:: Directions for this task ::
Examine the records and identify each line that includes the string "JSON". Copy those lines.

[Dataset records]
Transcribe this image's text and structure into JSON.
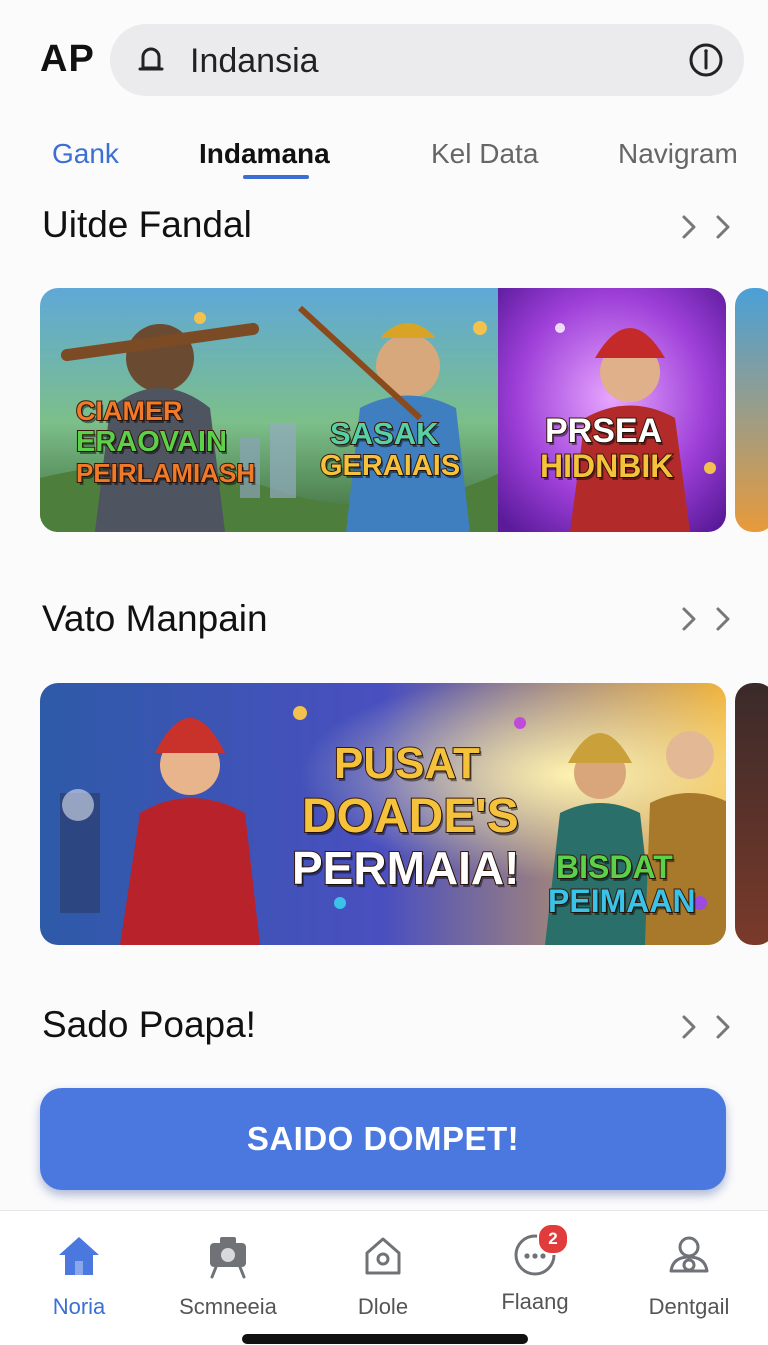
{
  "header": {
    "logo": "AP",
    "search_value": "Indansia",
    "icons": {
      "left": "bell-icon",
      "right": "info-icon"
    }
  },
  "tabs": [
    {
      "label": "Gank",
      "state": "accent"
    },
    {
      "label": "Indamana",
      "state": "selected"
    },
    {
      "label": "Kel Data",
      "state": "default"
    },
    {
      "label": "Navigram",
      "state": "default"
    }
  ],
  "sections": [
    {
      "title": "Uitde Fandal",
      "banners": [
        {
          "lines": [
            "CIAMER",
            "ERAOVAIN",
            "PEIRLAMIASH"
          ]
        },
        {
          "lines": [
            "SASAK",
            "GERAIAIS"
          ]
        },
        {
          "lines": [
            "PRSEA",
            "HIDNBIK"
          ]
        }
      ]
    },
    {
      "title": "Vato Manpain",
      "banners": [
        {
          "lines": [
            "PUSAT",
            "DOADE'S",
            "PERMAIA!"
          ]
        },
        {
          "lines": [
            "BISDAT",
            "PEIMAAN"
          ]
        }
      ]
    },
    {
      "title": "Sado Poapa!"
    }
  ],
  "cta": {
    "label": "SAIDO DOMPET!"
  },
  "bottom_nav": [
    {
      "label": "Noria",
      "icon": "home-icon",
      "active": true
    },
    {
      "label": "Scmneeia",
      "icon": "camera-icon",
      "active": false
    },
    {
      "label": "Dlole",
      "icon": "house-outline-icon",
      "active": false
    },
    {
      "label": "Flaang",
      "icon": "chat-icon",
      "active": false,
      "badge": "2"
    },
    {
      "label": "Dentgail",
      "icon": "profile-icon",
      "active": false
    }
  ],
  "colors": {
    "accent": "#3b6fd4",
    "cta": "#4a78df",
    "badge": "#e23b3b"
  }
}
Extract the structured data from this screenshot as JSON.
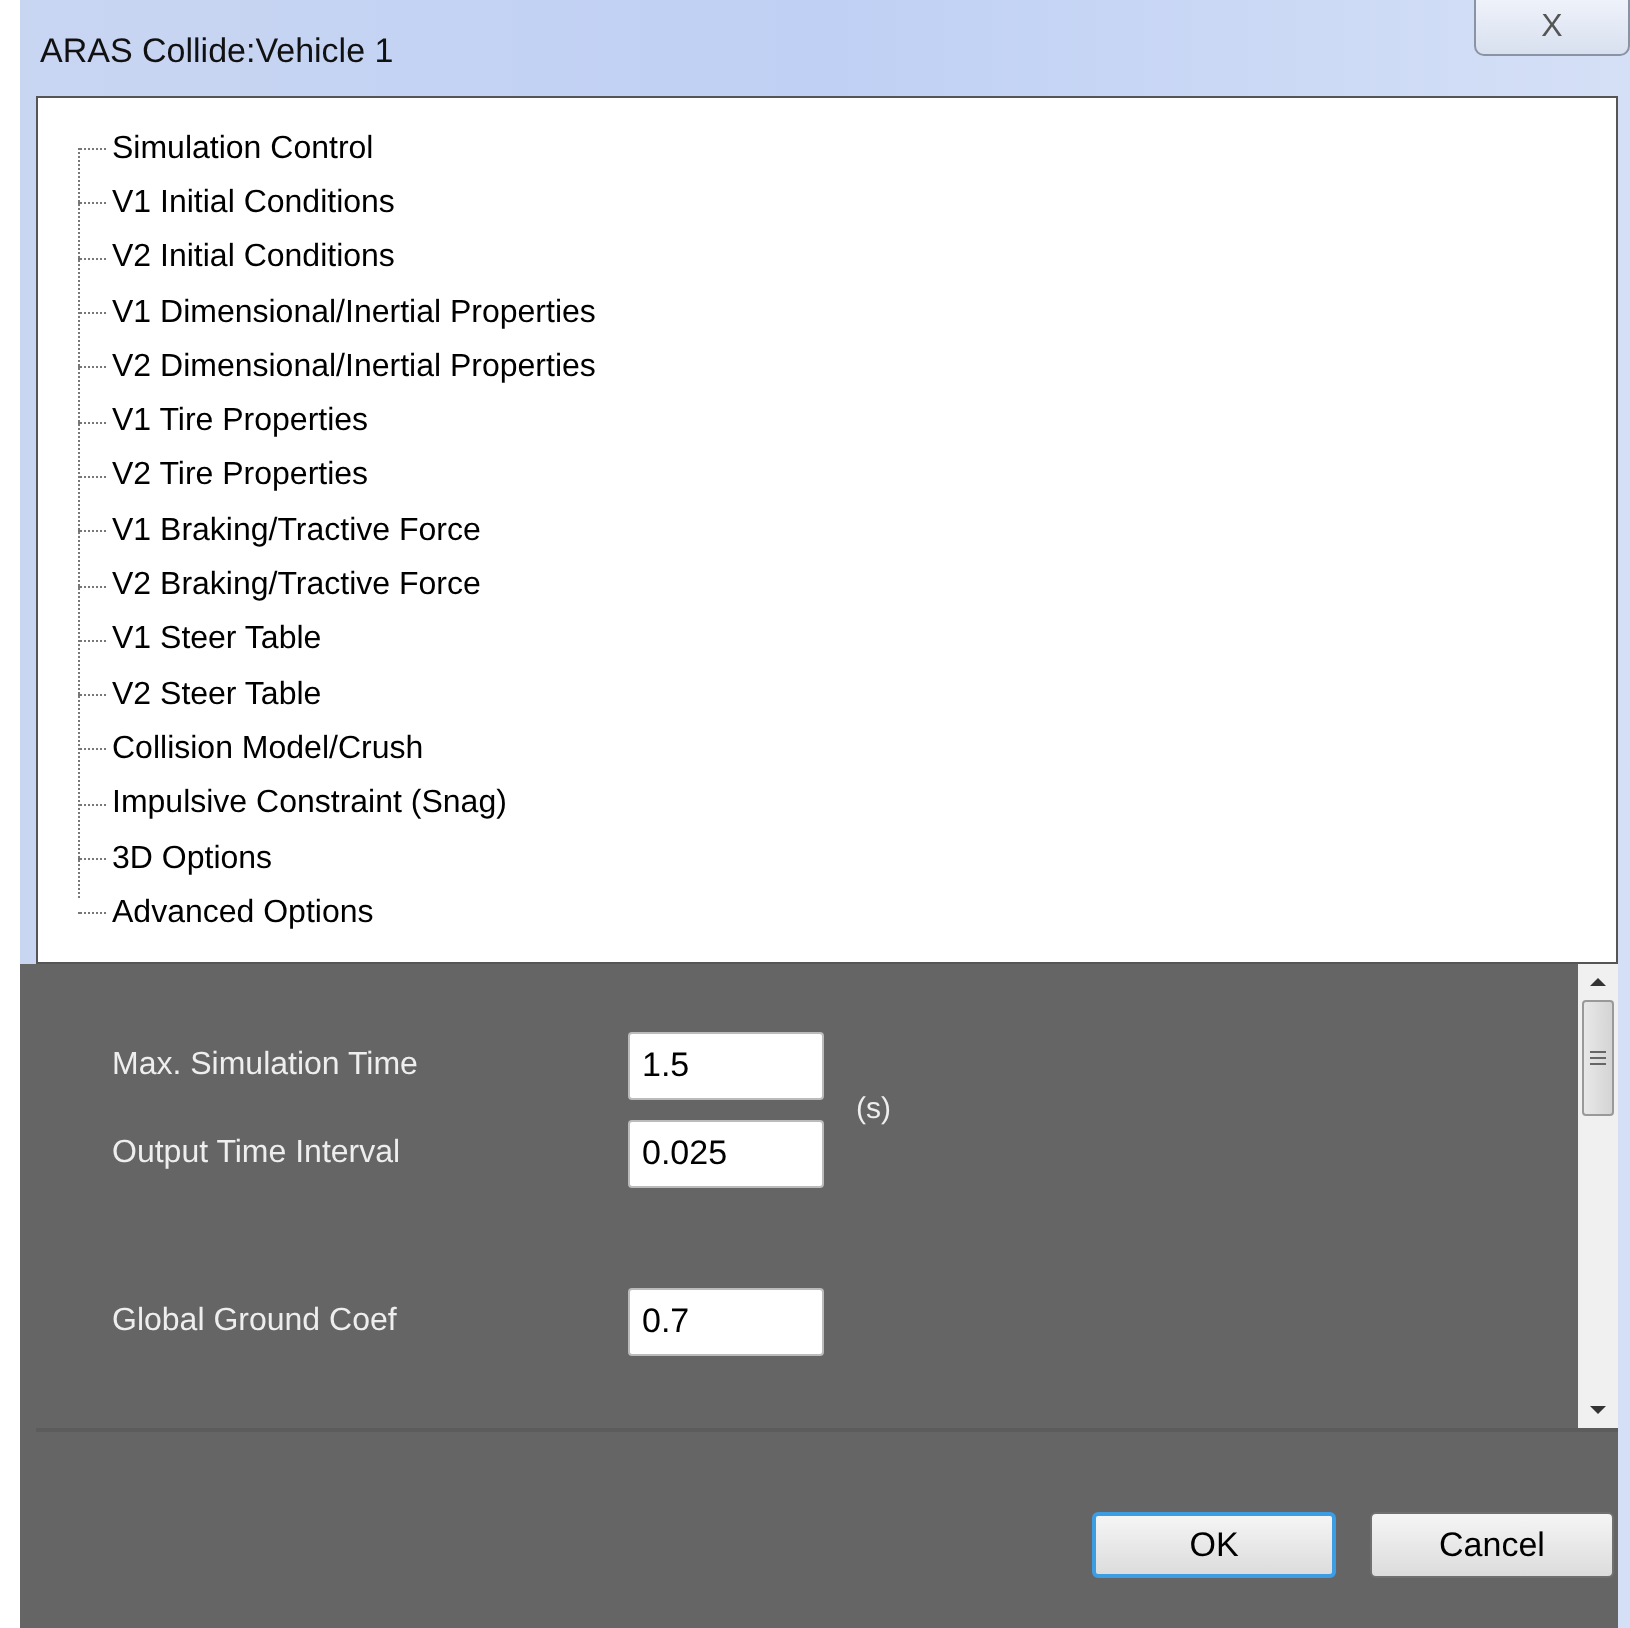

:: Task result ::
Transcribe this image's text and structure into JSON.
Extract the structured data from this screenshot as JSON.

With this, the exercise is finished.